>> Start Listing

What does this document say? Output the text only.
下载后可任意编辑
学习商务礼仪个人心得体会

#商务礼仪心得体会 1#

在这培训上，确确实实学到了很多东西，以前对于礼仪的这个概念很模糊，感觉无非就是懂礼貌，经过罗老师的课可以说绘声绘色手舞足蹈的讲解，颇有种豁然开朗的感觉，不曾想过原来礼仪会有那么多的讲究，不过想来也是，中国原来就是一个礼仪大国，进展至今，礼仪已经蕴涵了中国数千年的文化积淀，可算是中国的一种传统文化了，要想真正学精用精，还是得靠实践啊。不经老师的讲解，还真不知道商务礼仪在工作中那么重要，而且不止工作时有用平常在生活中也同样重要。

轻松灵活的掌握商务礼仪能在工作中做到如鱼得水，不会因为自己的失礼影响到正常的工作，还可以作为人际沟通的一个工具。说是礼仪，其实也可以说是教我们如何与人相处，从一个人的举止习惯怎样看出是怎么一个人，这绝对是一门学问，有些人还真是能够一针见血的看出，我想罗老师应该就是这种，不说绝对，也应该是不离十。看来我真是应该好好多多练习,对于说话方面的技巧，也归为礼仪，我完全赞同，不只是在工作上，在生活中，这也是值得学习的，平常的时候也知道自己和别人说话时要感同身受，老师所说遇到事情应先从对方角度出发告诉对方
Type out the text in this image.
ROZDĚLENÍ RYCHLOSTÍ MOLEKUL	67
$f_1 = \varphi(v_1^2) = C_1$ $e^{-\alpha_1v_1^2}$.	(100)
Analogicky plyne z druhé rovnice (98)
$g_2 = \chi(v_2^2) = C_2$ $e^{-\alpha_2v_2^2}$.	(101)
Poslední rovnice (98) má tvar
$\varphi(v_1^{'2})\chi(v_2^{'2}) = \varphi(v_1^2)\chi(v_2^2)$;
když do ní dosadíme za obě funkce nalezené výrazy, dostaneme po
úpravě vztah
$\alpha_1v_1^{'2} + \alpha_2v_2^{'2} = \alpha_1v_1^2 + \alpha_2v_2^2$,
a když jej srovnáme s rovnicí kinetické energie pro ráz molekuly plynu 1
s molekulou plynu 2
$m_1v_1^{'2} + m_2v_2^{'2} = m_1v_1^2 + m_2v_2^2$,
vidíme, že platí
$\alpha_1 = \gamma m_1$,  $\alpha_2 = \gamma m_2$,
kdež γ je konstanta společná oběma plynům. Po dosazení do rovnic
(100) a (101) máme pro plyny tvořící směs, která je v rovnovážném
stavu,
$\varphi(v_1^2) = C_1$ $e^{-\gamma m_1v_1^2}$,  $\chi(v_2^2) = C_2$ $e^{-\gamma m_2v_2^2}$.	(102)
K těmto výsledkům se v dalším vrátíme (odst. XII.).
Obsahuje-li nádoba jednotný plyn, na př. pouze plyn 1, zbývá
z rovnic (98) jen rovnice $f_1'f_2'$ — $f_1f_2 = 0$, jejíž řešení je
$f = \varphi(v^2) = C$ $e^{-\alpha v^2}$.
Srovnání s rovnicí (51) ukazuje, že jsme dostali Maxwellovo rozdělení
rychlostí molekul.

>> End Listing

#### Task brief:
Every record shown above should be written out again exactly.

#### Task answer:
What does this document say? Output the text only.
下载后可任意编辑
学习商务礼仪个人心得体会

#商务礼仪心得体会 1#

在这培训上，确确实实学到了很多东西，以前对于礼仪的这个概念很模糊，感觉无非就是懂礼貌，经过罗老师的课可以说绘声绘色手舞足蹈的讲解，颇有种豁然开朗的感觉，不曾想过原来礼仪会有那么多的讲究，不过想来也是，中国原来就是一个礼仪大国，进展至今，礼仪已经蕴涵了中国数千年的文化积淀，可算是中国的一种传统文化了，要想真正学精用精，还是得靠实践啊。不经老师的讲解，还真不知道商务礼仪在工作中那么重要，而且不止工作时有用平常在生活中也同样重要。

轻松灵活的掌握商务礼仪能在工作中做到如鱼得水，不会因为自己的失礼影响到正常的工作，还可以作为人际沟通的一个工具。说是礼仪，其实也可以说是教我们如何与人相处，从一个人的举止习惯怎样看出是怎么一个人，这绝对是一门学问，有些人还真是能够一针见血的看出，我想罗老师应该就是这种，不说绝对，也应该是不离十。看来我真是应该好好多多练习,对于说话方面的技巧，也归为礼仪，我完全赞同，不只是在工作上，在生活中，这也是值得学习的，平常的时候也知道自己和别人说话时要感同身受，老师所说遇到事情应先从对方角度出发告诉对方
Type out the text in this image.
ROZDĚLENÍ RYCHLOSTÍ MOLEKUL	67
$f_1 = \varphi(v_1^2) = C_1$ $e^{-\alpha_1v_1^2}$.	(100)
Analogicky plyne z druhé rovnice (98)
$g_2 = \chi(v_2^2) = C_2$ $e^{-\alpha_2v_2^2}$.	(101)
Poslední rovnice (98) má tvar
$\varphi(v_1^{'2})\chi(v_2^{'2}) = \varphi(v_1^2)\chi(v_2^2)$;
když do ní dosadíme za obě funkce nalezené výrazy, dostaneme po
úpravě vztah
$\alpha_1v_1^{'2} + \alpha_2v_2^{'2} = \alpha_1v_1^2 + \alpha_2v_2^2$,
a když jej srovnáme s rovnicí kinetické energie pro ráz molekuly plynu 1
s molekulou plynu 2
$m_1v_1^{'2} + m_2v_2^{'2} = m_1v_1^2 + m_2v_2^2$,
vidíme, že platí
$\alpha_1 = \gamma m_1$,  $\alpha_2 = \gamma m_2$,
kdež γ je konstanta společná oběma plynům. Po dosazení do rovnic
(100) a (101) máme pro plyny tvořící směs, která je v rovnovážném
stavu,
$\varphi(v_1^2) = C_1$ $e^{-\gamma m_1v_1^2}$,  $\chi(v_2^2) = C_2$ $e^{-\gamma m_2v_2^2}$.	(102)
K těmto výsledkům se v dalším vrátíme (odst. XII.).
Obsahuje-li nádoba jednotný plyn, na př. pouze plyn 1, zbývá
z rovnic (98) jen rovnice $f_1'f_2'$ — $f_1f_2 = 0$, jejíž řešení je
$f = \varphi(v^2) = C$ $e^{-\alpha v^2}$.
Srovnání s rovnicí (51) ukazuje, že jsme dostali Maxwellovo rozdělení
rychlostí molekul.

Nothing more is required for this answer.